WRITTEN REQUEST: Copy the rows in the stretch from the line containing "For every button, label, input, icon, or" through the line containing "Point xyxy=(111,812,134,827)", changing "screenshot" to "image" and leaving everything else the same.

──────── EXERCISE MATERIALS

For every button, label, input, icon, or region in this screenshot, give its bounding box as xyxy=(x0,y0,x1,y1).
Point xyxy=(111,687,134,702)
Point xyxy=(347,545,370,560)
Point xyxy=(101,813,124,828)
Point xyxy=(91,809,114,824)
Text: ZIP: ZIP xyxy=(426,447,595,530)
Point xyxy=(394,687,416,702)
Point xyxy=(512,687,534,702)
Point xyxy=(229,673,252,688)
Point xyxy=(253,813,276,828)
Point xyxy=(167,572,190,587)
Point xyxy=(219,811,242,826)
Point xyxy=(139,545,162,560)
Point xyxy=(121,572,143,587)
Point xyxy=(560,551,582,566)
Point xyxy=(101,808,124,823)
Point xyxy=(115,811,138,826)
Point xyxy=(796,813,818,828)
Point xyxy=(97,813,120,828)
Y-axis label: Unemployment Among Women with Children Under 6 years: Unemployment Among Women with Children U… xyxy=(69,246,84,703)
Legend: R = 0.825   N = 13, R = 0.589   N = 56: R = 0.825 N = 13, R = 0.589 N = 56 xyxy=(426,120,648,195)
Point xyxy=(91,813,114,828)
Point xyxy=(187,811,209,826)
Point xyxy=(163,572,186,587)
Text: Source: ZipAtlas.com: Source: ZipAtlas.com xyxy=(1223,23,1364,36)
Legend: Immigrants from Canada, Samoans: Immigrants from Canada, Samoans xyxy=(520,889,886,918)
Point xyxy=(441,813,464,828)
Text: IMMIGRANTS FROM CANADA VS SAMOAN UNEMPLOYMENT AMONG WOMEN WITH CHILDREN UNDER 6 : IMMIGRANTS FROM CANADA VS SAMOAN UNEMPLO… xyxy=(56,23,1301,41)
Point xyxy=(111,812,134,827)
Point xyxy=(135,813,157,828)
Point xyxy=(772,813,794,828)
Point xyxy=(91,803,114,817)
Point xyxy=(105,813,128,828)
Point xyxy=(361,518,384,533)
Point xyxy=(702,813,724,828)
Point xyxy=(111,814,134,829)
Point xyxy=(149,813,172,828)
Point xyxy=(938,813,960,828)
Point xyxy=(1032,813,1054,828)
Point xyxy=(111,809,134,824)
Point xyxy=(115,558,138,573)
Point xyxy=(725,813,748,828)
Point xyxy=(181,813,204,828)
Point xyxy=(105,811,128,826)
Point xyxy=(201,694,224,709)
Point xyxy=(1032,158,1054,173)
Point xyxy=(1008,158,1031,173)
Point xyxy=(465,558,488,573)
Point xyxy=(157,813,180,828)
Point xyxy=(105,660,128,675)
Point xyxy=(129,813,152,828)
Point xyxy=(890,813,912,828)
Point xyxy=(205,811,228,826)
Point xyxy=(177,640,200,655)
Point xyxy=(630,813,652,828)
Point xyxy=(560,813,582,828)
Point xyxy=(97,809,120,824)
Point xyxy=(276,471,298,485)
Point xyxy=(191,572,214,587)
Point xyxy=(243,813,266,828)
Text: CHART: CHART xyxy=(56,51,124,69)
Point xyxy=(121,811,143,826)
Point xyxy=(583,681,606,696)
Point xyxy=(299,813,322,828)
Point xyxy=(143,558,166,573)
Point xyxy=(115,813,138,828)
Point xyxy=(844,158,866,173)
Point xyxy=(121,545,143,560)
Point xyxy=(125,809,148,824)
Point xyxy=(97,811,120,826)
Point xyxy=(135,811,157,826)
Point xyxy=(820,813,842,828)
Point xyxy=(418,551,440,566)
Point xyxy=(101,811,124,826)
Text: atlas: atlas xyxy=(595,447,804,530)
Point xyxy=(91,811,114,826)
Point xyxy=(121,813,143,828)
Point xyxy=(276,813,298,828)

────────────────
──────── EXERCISE MATERIALS

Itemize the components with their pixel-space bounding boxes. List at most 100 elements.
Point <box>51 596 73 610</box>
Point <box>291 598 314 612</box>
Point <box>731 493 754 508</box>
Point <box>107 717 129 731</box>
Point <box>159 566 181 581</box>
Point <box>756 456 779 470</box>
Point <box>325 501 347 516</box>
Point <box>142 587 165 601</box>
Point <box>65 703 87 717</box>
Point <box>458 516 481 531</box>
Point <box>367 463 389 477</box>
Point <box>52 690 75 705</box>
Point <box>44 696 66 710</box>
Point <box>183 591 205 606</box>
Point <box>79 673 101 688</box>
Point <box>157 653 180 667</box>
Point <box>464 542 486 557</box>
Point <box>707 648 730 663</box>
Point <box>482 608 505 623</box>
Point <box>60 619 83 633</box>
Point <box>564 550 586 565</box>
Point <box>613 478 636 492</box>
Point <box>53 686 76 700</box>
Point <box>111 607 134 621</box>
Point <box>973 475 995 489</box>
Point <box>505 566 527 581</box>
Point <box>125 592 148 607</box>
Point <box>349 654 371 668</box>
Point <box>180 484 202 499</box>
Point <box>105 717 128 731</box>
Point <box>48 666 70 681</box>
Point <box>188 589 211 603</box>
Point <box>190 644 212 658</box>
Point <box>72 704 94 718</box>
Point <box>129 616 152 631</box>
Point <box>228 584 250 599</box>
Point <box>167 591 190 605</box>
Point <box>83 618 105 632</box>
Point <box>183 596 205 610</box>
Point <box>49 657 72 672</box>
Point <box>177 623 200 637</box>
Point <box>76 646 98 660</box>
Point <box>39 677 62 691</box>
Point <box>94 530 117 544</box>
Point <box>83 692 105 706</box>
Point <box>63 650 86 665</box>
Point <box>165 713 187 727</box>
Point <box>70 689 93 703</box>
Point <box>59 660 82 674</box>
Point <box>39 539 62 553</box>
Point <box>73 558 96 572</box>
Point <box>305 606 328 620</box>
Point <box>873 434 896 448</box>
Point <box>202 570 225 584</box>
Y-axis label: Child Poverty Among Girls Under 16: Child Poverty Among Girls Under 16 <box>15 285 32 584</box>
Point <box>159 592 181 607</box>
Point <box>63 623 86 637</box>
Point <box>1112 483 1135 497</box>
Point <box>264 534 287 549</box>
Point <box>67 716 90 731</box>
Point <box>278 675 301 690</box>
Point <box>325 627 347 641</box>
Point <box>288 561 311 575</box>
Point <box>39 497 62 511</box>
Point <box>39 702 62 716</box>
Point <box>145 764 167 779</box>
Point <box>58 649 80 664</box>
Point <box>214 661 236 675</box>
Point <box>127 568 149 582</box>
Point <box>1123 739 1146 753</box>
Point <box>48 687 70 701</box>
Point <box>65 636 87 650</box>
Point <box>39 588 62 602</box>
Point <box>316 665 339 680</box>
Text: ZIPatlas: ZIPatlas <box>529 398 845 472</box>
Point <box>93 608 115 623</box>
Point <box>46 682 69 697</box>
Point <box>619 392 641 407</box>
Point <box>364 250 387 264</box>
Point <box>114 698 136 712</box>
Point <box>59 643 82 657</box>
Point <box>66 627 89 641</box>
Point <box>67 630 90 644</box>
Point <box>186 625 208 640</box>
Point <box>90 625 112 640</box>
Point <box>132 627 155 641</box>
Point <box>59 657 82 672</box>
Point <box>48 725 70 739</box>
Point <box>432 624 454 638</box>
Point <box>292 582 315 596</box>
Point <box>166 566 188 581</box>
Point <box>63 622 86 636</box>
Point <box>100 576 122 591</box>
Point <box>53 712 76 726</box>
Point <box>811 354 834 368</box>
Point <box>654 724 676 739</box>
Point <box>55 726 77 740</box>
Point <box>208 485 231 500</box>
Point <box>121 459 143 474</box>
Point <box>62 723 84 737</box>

────────────────
──────── EXERCISE MATERIALS

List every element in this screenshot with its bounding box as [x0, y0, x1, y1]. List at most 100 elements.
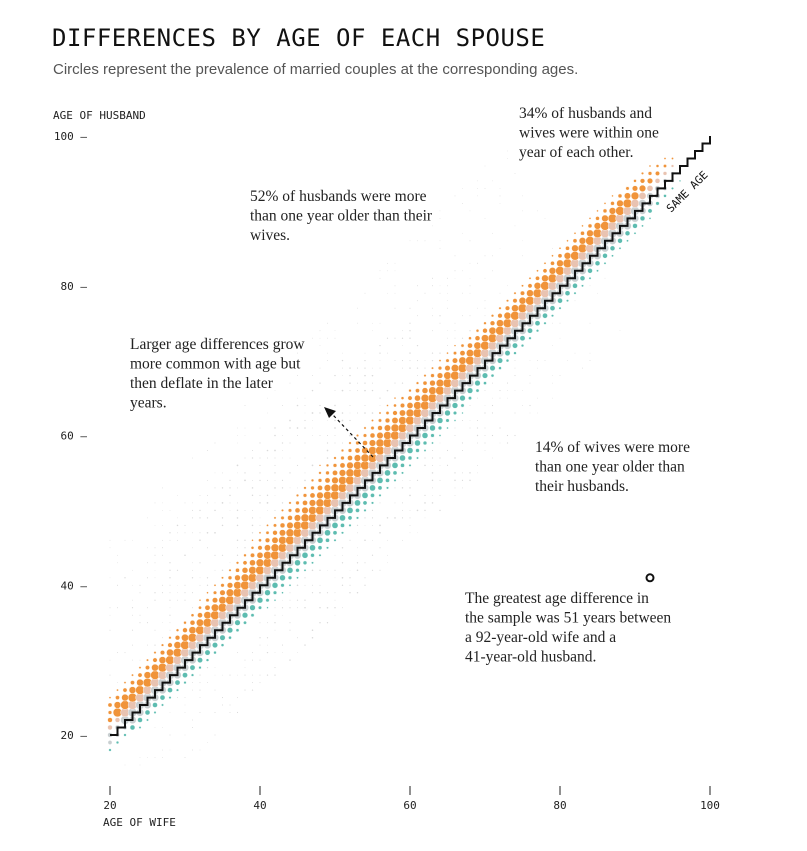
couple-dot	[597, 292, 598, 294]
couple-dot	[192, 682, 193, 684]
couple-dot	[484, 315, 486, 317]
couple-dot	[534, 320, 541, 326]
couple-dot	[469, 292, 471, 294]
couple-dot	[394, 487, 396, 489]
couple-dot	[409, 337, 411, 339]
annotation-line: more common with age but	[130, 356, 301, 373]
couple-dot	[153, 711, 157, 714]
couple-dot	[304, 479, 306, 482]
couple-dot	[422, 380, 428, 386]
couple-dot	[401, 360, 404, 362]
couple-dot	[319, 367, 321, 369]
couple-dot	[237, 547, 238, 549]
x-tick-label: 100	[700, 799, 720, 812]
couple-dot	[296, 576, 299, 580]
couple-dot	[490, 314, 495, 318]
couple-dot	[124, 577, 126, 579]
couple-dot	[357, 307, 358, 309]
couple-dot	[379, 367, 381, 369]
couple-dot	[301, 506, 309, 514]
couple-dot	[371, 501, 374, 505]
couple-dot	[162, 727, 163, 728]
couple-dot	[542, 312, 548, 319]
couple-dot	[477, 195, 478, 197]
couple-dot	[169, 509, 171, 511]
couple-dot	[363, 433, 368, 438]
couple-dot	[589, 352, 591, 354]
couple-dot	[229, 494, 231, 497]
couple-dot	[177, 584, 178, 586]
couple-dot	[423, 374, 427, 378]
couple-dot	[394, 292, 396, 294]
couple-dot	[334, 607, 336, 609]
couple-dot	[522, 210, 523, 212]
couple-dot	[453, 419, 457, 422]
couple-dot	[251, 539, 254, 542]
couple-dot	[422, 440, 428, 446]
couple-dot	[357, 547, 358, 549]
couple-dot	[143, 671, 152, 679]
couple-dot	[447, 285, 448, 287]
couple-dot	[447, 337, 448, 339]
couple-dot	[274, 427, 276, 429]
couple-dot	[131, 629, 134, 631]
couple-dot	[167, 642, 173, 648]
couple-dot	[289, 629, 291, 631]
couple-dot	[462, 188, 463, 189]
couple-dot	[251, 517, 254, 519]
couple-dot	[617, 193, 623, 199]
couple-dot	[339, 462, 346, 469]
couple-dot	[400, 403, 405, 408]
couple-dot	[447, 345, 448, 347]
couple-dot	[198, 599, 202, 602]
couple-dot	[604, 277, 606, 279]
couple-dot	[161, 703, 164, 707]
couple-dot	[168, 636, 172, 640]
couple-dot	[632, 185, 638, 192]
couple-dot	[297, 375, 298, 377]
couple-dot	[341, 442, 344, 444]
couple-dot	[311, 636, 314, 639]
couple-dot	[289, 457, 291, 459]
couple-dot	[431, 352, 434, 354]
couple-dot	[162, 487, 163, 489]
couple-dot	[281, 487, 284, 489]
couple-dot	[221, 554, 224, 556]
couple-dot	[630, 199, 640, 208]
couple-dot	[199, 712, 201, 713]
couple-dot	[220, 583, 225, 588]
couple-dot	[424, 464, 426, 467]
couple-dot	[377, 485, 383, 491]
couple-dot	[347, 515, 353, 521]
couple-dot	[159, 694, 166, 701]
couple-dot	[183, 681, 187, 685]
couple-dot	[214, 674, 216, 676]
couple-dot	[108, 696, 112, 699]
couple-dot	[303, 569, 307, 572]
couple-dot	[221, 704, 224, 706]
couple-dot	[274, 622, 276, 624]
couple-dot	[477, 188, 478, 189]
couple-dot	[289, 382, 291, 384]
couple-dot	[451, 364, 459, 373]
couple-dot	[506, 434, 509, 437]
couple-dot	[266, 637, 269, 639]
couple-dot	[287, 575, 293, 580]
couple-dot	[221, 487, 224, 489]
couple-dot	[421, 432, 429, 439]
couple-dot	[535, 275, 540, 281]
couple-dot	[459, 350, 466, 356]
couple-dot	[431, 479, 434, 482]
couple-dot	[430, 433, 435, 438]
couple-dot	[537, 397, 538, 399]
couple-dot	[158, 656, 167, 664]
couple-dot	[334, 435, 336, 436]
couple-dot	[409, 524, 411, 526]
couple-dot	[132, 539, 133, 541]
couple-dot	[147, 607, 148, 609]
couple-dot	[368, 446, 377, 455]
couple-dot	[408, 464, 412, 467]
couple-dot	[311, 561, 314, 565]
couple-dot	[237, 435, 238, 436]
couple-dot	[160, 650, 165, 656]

────────────────

COMPLETE ANSWER:
For every button, label, input, icon, or region in this image, give its bounding box as xyxy=(x0,y0,x1,y1).
Point xyxy=(111,687,134,702)
Point xyxy=(347,545,370,560)
Point xyxy=(101,813,124,828)
Point xyxy=(91,809,114,824)
Text: ZIP: ZIP xyxy=(426,447,595,530)
Point xyxy=(394,687,416,702)
Point xyxy=(512,687,534,702)
Point xyxy=(229,673,252,688)
Point xyxy=(253,813,276,828)
Point xyxy=(167,572,190,587)
Point xyxy=(219,811,242,826)
Point xyxy=(139,545,162,560)
Point xyxy=(121,572,143,587)
Point xyxy=(560,551,582,566)
Point xyxy=(101,808,124,823)
Point xyxy=(115,811,138,826)
Point xyxy=(796,813,818,828)
Point xyxy=(97,813,120,828)
Y-axis label: Unemployment Among Women with Children Under 6 years: Unemployment Among Women with Children U… xyxy=(69,246,84,703)
Legend: R = 0.825   N = 13, R = 0.589   N = 56: R = 0.825 N = 13, R = 0.589 N = 56 xyxy=(426,120,648,195)
Point xyxy=(91,813,114,828)
Point xyxy=(187,811,209,826)
Point xyxy=(163,572,186,587)
Text: Source: ZipAtlas.com: Source: ZipAtlas.com xyxy=(1223,23,1364,36)
Legend: Immigrants from Canada, Samoans: Immigrants from Canada, Samoans xyxy=(520,889,886,918)
Point xyxy=(441,813,464,828)
Text: IMMIGRANTS FROM CANADA VS SAMOAN UNEMPLOYMENT AMONG WOMEN WITH CHILDREN UNDER 6 : IMMIGRANTS FROM CANADA VS SAMOAN UNEMPLO… xyxy=(56,23,1301,41)
Point xyxy=(111,812,134,827)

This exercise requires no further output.